* **Records for the exercise**
....................

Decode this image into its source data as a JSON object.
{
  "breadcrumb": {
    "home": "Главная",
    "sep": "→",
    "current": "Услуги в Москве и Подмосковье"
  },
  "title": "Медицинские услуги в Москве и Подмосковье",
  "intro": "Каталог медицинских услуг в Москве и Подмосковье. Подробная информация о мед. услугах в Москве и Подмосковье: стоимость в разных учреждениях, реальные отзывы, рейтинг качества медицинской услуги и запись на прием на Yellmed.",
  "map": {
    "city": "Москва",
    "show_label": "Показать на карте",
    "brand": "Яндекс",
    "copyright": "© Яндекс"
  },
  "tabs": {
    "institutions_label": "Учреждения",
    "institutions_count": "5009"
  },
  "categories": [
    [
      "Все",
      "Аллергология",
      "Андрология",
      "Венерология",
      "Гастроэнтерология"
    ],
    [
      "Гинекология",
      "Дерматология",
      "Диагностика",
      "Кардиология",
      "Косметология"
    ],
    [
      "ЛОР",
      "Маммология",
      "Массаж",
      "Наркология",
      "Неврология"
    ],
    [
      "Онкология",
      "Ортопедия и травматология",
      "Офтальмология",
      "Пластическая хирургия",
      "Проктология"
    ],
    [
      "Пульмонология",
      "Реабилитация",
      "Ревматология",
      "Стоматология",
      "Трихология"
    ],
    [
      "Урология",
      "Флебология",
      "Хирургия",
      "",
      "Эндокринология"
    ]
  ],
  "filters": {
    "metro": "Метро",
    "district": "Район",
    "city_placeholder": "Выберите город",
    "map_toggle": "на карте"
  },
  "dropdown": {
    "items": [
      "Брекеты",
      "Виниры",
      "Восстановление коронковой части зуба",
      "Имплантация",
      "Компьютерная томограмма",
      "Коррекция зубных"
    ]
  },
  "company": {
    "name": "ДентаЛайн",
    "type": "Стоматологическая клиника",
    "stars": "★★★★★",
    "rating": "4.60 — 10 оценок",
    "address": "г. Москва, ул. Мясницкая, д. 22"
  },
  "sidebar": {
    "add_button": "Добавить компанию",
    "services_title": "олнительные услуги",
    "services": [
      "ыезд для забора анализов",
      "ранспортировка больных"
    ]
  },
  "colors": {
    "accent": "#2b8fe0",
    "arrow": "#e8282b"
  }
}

....................

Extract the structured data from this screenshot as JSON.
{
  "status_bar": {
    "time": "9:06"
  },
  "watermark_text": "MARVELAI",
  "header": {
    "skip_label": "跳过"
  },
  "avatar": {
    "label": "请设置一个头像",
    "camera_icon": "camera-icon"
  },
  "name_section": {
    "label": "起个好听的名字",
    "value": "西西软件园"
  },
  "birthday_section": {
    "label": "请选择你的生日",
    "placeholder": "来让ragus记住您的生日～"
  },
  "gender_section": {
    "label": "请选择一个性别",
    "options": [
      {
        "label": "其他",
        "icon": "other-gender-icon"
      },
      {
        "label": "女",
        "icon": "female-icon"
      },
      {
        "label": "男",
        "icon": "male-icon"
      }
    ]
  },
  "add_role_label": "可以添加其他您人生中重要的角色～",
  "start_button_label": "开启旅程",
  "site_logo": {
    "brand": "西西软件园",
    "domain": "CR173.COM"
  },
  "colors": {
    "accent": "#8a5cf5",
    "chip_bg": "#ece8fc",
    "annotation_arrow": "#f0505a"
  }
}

....................

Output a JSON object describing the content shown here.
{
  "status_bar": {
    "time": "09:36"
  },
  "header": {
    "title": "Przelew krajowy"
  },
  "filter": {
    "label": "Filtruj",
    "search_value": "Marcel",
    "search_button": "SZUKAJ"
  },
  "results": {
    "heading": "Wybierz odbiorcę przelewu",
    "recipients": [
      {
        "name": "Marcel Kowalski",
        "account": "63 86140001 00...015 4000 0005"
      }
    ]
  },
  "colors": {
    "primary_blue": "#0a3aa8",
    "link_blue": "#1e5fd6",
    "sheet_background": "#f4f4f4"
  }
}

....................

* **Requirement**
Say how many lines contain "Москве", and give nothing but that number.

* **Solution**
3